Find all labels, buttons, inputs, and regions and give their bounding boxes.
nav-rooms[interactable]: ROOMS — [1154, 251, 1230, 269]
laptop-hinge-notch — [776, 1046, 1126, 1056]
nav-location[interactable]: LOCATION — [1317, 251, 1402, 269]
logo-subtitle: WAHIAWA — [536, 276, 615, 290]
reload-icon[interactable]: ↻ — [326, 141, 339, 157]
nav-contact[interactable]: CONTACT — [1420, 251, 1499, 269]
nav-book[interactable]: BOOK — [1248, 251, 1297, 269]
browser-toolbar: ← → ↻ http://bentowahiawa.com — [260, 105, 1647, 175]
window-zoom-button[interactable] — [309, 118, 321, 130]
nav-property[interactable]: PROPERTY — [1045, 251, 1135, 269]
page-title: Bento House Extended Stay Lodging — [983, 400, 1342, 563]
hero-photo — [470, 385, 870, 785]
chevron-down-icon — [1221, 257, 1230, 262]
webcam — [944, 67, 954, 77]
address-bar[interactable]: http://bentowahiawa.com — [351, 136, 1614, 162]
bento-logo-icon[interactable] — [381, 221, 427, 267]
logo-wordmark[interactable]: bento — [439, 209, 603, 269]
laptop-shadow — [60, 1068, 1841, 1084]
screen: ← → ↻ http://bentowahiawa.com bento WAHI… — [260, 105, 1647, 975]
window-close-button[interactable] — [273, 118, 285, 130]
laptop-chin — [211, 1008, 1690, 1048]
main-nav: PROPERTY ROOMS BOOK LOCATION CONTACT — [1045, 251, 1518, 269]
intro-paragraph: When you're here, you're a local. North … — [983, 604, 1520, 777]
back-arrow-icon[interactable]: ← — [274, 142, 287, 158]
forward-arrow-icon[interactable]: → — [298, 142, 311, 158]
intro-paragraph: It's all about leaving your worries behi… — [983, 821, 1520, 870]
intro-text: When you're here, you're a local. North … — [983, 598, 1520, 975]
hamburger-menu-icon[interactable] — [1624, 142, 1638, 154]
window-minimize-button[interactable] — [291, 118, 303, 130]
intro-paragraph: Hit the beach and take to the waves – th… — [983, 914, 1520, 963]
==
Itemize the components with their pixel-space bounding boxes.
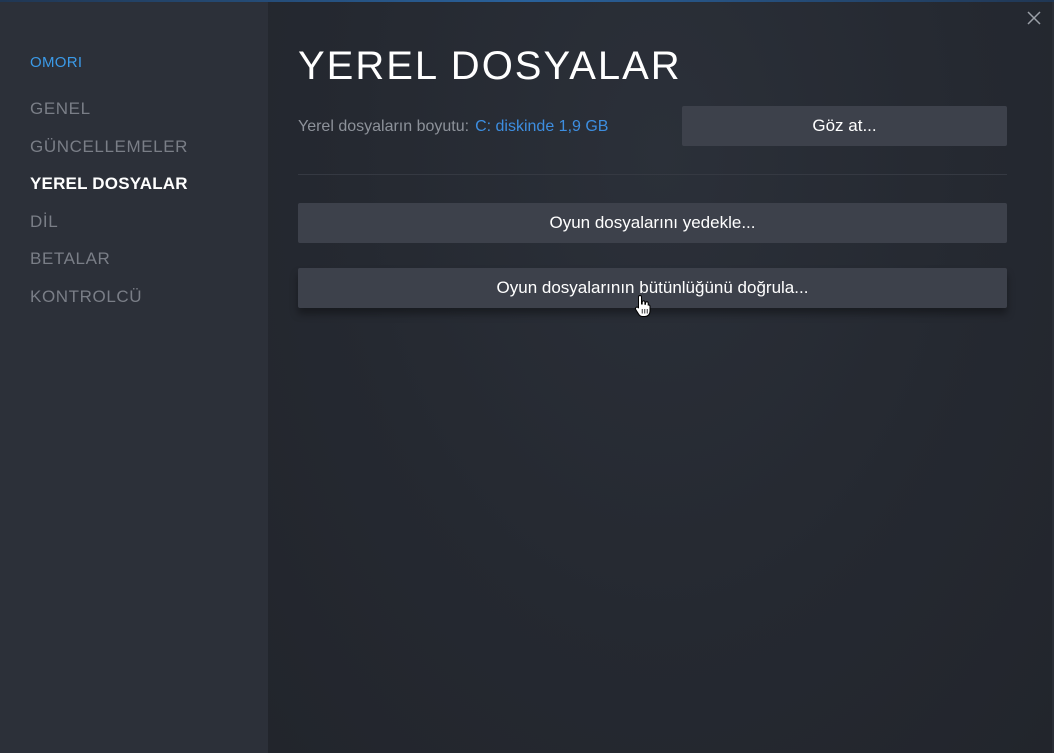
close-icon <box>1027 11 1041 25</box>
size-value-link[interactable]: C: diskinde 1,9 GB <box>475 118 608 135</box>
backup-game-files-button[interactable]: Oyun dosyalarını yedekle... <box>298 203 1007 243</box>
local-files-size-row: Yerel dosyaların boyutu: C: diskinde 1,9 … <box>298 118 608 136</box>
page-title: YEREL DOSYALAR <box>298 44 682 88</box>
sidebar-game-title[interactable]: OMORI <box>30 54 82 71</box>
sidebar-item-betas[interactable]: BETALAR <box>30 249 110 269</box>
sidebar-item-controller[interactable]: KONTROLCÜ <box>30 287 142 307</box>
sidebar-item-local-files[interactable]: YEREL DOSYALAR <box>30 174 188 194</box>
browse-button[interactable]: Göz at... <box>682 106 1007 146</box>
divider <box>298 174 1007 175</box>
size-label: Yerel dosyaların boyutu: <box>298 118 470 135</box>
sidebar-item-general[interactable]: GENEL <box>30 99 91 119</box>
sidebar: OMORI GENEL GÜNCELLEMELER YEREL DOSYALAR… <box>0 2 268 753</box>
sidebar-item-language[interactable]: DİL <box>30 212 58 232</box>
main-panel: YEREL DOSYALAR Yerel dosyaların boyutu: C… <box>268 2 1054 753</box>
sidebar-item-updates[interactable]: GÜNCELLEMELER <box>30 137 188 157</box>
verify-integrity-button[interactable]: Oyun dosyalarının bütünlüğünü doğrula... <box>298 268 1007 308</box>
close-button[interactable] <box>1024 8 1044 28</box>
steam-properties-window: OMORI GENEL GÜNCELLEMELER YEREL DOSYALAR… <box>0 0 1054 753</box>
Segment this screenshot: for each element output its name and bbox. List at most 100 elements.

SET EXERCISE:
Copy out, unchanged, every line above from the one containing "Find all labels, buttons, inputs, and" down to the one containing "intro-paragraph: It's all", with both of those lines included.

WRITTEN ANSWER:
Find all labels, buttons, inputs, and regions and give their bounding boxes.
nav-rooms[interactable]: ROOMS — [1154, 251, 1230, 269]
laptop-hinge-notch — [776, 1046, 1126, 1056]
nav-location[interactable]: LOCATION — [1317, 251, 1402, 269]
logo-subtitle: WAHIAWA — [536, 276, 615, 290]
reload-icon[interactable]: ↻ — [326, 141, 339, 157]
nav-contact[interactable]: CONTACT — [1420, 251, 1499, 269]
nav-book[interactable]: BOOK — [1248, 251, 1297, 269]
browser-toolbar: ← → ↻ http://bentowahiawa.com — [260, 105, 1647, 175]
window-zoom-button[interactable] — [309, 118, 321, 130]
nav-property[interactable]: PROPERTY — [1045, 251, 1135, 269]
page-title: Bento House Extended Stay Lodging — [983, 400, 1342, 563]
hero-photo — [470, 385, 870, 785]
chevron-down-icon — [1221, 257, 1230, 262]
webcam — [944, 67, 954, 77]
address-bar[interactable]: http://bentowahiawa.com — [351, 136, 1614, 162]
bento-logo-icon[interactable] — [381, 221, 427, 267]
logo-wordmark[interactable]: bento — [439, 209, 603, 269]
laptop-shadow — [60, 1068, 1841, 1084]
screen: ← → ↻ http://bentowahiawa.com bento WAHI… — [260, 105, 1647, 975]
window-close-button[interactable] — [273, 118, 285, 130]
laptop-chin — [211, 1008, 1690, 1048]
main-nav: PROPERTY ROOMS BOOK LOCATION CONTACT — [1045, 251, 1518, 269]
intro-paragraph: When you're here, you're a local. North … — [983, 604, 1520, 777]
back-arrow-icon[interactable]: ← — [274, 142, 287, 158]
forward-arrow-icon[interactable]: → — [298, 142, 311, 158]
intro-paragraph: It's all about leaving your worries behi… — [983, 821, 1520, 870]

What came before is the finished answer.